→ To be done: Where a line in the listing contains the string "leurs", copy that line out.

## begin

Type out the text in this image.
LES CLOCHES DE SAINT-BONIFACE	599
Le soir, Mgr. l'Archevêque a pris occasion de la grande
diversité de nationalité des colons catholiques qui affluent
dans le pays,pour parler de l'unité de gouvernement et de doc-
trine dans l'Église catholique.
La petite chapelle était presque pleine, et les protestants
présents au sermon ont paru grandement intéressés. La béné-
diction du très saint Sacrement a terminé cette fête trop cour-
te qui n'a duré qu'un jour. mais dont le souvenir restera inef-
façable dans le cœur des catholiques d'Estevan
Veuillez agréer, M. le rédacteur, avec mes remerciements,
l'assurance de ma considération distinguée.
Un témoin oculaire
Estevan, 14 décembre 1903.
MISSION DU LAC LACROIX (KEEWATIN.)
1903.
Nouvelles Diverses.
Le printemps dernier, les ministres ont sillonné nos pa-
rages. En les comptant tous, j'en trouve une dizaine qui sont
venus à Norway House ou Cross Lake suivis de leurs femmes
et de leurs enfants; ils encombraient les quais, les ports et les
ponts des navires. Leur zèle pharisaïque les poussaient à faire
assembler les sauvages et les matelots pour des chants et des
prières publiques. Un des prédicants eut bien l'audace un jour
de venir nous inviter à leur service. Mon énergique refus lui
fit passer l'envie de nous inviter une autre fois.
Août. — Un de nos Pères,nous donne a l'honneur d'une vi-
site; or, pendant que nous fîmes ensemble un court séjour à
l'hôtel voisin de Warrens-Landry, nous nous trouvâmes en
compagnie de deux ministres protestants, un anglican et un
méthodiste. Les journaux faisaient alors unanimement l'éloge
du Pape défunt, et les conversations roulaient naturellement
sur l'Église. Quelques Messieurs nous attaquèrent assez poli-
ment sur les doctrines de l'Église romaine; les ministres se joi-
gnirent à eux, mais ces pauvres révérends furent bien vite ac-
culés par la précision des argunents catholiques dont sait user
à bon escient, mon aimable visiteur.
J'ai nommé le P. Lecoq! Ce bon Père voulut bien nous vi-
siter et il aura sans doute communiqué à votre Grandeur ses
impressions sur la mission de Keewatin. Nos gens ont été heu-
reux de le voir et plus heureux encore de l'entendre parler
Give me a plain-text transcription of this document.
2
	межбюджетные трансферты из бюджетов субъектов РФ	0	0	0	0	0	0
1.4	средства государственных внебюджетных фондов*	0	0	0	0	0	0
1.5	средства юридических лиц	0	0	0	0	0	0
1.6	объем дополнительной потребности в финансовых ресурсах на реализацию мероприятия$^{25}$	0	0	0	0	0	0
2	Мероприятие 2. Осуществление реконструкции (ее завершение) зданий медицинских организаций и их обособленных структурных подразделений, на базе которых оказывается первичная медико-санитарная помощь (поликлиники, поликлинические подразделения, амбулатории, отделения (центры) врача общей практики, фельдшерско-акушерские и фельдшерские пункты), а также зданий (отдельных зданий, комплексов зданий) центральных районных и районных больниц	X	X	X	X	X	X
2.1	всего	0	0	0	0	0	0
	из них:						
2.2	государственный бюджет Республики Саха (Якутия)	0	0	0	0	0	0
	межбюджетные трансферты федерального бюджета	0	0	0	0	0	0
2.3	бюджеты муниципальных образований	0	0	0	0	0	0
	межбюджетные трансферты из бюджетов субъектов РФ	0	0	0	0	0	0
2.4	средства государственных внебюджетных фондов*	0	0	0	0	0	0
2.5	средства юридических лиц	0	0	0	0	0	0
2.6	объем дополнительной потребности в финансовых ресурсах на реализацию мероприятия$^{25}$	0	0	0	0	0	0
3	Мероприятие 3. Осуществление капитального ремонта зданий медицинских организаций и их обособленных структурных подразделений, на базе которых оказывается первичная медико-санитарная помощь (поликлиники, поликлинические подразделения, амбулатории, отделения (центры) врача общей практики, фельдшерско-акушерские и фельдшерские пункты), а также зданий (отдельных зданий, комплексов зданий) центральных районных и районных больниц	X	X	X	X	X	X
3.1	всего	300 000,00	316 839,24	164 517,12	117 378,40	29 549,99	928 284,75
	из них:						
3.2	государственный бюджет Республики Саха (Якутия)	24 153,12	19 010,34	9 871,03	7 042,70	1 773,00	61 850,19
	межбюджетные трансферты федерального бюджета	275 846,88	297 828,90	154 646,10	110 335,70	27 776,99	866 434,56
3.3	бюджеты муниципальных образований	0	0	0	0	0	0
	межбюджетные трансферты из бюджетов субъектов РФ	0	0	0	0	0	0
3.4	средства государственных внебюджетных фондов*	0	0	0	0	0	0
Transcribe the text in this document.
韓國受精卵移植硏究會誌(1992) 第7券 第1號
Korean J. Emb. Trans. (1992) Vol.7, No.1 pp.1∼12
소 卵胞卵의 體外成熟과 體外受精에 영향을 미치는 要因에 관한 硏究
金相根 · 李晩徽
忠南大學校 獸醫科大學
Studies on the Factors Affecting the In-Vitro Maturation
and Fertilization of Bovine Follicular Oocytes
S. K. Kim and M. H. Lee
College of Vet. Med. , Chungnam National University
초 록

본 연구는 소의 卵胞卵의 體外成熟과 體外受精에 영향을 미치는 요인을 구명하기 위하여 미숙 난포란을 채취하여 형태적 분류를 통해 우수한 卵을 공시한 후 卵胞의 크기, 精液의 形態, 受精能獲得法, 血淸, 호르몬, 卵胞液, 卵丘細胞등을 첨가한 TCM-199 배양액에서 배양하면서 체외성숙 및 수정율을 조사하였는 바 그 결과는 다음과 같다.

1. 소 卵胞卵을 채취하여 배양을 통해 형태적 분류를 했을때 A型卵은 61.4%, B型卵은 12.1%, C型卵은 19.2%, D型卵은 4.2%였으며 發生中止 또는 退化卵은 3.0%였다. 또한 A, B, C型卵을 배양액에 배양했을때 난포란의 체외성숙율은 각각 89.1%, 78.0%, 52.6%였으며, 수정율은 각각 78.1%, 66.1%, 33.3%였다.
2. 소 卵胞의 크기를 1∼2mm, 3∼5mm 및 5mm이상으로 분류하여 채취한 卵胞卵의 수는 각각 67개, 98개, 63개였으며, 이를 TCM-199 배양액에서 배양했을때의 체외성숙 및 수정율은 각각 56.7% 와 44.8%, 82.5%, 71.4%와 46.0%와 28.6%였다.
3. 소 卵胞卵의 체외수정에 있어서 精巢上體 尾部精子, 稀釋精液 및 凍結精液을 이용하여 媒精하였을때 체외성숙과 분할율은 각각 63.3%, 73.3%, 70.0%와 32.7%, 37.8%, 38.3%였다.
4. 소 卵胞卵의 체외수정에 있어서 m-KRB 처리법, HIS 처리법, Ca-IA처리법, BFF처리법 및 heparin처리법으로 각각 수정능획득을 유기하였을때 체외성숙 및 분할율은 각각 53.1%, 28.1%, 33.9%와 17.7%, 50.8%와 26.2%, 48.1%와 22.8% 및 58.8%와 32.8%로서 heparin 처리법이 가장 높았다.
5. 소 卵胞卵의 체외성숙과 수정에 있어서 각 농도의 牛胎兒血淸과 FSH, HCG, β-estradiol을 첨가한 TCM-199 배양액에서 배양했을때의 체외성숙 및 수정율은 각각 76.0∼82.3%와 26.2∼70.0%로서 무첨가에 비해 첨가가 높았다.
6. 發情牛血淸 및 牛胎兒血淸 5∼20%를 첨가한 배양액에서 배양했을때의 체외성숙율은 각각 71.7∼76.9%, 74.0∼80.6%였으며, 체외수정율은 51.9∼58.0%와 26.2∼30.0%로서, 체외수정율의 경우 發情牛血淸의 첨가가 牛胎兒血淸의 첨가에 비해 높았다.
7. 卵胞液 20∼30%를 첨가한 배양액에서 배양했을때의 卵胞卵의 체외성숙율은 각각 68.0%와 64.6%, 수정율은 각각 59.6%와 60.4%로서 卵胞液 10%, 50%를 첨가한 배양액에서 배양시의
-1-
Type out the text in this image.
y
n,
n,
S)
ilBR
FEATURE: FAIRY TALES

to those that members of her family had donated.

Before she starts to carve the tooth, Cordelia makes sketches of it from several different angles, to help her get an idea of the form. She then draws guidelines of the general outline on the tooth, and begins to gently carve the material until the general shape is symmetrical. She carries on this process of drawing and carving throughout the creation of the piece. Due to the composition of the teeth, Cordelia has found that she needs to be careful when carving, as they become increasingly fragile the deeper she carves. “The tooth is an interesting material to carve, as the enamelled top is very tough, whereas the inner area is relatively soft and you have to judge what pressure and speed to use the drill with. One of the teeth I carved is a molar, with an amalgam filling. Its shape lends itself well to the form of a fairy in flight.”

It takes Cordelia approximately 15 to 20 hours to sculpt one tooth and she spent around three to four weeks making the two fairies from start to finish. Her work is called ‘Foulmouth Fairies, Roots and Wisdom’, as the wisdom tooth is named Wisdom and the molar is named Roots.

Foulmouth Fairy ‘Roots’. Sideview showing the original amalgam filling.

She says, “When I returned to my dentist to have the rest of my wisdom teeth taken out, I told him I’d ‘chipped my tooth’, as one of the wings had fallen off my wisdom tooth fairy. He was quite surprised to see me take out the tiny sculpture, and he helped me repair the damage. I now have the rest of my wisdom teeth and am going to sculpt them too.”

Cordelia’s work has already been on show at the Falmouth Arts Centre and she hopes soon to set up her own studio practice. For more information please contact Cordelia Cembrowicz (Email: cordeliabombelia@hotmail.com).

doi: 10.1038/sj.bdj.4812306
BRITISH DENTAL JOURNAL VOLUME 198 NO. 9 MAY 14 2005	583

## end

→ Solution to this exercise:
venus à Norway House ou Cross Lake suivis de leurs femmes
et de leurs enfants; ils encombraient les quais, les ports et les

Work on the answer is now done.